* [Exercise]:
State the number of lines in these records that include the word "evladı", and add nothing to it.

* [Record set]:
-- begin --

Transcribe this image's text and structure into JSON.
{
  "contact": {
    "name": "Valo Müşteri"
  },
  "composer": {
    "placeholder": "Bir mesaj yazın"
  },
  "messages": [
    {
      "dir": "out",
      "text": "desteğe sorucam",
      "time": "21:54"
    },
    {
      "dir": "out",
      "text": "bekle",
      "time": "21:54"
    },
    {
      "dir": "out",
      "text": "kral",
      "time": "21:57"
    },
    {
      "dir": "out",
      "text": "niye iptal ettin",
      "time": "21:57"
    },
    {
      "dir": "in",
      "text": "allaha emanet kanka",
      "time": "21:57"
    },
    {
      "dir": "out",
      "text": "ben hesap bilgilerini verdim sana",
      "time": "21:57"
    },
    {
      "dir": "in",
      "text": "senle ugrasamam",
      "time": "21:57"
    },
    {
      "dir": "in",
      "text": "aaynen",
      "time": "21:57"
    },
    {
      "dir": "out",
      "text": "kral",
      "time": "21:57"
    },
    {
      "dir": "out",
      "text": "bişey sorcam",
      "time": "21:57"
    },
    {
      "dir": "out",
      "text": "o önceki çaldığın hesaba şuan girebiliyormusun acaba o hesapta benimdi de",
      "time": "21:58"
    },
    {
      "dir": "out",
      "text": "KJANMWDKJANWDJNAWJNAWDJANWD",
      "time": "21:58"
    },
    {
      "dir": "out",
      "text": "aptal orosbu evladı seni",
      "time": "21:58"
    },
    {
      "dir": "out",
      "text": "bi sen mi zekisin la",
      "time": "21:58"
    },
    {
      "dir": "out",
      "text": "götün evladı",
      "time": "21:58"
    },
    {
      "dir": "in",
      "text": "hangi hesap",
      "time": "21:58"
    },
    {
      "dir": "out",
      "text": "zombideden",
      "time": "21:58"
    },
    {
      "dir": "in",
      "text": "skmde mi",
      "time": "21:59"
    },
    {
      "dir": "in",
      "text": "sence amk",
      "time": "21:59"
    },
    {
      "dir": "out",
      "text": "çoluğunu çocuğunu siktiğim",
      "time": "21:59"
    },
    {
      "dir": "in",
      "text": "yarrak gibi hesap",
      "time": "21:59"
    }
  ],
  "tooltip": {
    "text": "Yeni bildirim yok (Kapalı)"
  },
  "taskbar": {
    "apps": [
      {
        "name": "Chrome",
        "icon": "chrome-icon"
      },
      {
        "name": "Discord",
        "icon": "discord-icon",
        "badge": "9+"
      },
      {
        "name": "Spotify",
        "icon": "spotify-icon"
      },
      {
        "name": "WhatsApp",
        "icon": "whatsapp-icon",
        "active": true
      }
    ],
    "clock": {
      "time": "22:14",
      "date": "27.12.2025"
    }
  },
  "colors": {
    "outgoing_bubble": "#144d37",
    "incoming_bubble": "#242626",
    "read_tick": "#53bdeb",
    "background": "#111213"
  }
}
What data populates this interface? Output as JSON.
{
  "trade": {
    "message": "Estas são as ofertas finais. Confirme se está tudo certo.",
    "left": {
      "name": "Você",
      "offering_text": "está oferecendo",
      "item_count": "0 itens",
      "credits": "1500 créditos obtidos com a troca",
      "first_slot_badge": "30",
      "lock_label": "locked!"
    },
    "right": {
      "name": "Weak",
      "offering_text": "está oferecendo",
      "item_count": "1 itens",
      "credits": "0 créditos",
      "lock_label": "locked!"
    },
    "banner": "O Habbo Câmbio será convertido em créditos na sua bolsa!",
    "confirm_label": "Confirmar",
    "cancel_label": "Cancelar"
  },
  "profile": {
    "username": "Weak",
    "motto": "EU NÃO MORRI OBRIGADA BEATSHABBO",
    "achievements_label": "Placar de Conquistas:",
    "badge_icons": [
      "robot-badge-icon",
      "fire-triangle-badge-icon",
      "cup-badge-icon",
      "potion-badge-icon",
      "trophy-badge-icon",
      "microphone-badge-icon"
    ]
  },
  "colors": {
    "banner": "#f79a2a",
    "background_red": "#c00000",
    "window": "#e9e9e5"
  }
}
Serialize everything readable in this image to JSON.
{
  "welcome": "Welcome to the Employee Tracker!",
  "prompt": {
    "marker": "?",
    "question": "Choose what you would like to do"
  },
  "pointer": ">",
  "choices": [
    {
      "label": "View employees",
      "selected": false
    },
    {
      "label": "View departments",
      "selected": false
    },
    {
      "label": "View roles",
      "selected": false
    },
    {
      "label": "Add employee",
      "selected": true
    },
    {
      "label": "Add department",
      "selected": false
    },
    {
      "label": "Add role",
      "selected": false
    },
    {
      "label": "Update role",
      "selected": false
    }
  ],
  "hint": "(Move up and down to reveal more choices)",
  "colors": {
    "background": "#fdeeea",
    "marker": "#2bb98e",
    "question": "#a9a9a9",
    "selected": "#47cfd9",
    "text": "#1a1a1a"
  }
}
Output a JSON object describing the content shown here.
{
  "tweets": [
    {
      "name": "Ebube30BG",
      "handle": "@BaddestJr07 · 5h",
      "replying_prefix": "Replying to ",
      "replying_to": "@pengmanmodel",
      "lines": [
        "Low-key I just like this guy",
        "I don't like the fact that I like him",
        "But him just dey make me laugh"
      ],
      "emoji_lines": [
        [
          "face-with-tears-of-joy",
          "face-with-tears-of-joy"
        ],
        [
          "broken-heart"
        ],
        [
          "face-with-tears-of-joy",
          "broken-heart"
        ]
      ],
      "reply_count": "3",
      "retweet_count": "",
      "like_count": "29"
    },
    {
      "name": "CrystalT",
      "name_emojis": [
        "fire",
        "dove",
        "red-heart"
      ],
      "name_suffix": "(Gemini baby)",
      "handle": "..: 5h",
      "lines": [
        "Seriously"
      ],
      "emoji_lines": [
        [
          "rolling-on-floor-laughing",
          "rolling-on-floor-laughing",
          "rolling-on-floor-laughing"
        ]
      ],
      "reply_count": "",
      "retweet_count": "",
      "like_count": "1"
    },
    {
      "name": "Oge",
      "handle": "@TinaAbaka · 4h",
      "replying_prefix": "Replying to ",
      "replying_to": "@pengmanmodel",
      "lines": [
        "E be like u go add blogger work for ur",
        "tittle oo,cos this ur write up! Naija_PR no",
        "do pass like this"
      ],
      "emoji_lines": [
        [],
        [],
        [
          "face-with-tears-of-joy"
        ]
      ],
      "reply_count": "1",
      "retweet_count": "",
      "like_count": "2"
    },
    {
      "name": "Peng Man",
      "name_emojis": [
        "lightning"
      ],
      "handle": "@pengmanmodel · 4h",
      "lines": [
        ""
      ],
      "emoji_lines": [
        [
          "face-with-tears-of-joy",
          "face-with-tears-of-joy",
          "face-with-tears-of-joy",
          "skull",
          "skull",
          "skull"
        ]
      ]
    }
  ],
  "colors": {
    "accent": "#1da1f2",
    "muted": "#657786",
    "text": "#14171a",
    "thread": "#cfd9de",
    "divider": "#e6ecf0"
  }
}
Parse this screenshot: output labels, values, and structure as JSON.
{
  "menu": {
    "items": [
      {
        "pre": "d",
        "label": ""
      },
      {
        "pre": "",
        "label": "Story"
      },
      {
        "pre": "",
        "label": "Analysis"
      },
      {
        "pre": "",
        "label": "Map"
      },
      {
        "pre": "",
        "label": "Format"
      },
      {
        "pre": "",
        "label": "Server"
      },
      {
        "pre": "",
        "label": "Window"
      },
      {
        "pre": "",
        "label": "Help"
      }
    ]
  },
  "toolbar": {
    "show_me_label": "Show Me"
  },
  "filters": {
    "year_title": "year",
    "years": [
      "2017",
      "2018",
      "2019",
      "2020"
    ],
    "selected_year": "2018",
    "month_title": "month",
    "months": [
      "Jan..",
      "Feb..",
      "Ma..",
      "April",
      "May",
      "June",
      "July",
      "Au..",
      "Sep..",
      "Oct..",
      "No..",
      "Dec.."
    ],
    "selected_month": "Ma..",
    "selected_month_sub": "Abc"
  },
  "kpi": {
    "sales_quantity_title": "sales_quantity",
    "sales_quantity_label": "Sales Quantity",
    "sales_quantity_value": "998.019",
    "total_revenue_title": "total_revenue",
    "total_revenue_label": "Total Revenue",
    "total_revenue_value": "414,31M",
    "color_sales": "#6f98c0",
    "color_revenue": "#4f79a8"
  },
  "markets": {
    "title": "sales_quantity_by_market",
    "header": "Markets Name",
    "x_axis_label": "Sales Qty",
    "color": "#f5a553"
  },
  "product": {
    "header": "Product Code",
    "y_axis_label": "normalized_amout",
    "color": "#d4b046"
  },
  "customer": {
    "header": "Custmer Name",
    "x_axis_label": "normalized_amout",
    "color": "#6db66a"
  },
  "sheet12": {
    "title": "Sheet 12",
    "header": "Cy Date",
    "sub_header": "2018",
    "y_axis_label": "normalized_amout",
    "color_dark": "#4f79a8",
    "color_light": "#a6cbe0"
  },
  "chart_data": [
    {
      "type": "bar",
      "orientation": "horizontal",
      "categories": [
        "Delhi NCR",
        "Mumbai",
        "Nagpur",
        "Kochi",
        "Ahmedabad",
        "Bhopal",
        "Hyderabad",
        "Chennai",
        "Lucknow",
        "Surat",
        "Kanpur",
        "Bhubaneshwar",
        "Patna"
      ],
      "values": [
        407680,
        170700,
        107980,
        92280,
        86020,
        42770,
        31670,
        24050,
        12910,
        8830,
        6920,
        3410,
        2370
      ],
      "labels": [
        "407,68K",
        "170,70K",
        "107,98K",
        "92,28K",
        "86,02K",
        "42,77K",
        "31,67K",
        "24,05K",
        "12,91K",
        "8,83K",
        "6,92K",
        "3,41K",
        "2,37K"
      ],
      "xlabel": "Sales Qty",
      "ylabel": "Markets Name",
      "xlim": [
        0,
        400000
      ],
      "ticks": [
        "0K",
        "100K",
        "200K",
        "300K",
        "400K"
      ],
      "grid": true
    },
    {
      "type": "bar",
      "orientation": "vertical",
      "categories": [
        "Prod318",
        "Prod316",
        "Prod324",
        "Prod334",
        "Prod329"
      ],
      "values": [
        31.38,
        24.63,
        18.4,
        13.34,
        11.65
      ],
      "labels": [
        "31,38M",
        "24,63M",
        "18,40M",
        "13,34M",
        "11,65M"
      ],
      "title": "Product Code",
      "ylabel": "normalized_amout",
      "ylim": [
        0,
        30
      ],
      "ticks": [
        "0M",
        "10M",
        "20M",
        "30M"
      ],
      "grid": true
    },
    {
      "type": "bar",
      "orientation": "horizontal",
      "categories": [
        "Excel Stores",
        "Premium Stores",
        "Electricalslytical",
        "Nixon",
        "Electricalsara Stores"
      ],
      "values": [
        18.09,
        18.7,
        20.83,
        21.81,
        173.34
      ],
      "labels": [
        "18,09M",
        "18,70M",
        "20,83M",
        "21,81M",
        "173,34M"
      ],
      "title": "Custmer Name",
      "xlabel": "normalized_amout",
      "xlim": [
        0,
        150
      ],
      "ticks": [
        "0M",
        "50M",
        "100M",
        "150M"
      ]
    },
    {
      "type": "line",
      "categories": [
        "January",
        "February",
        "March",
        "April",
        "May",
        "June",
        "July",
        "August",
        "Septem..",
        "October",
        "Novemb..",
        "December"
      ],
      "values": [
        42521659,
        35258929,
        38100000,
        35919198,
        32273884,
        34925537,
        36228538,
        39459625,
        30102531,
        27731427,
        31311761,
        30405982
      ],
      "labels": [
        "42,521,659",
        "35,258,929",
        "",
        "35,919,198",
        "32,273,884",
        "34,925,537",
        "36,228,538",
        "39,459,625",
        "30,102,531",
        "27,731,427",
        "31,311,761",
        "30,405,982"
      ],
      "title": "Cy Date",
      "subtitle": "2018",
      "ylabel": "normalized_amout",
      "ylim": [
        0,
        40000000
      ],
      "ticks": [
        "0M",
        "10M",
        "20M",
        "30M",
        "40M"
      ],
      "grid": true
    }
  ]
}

-- end --

* [Full solution]:
2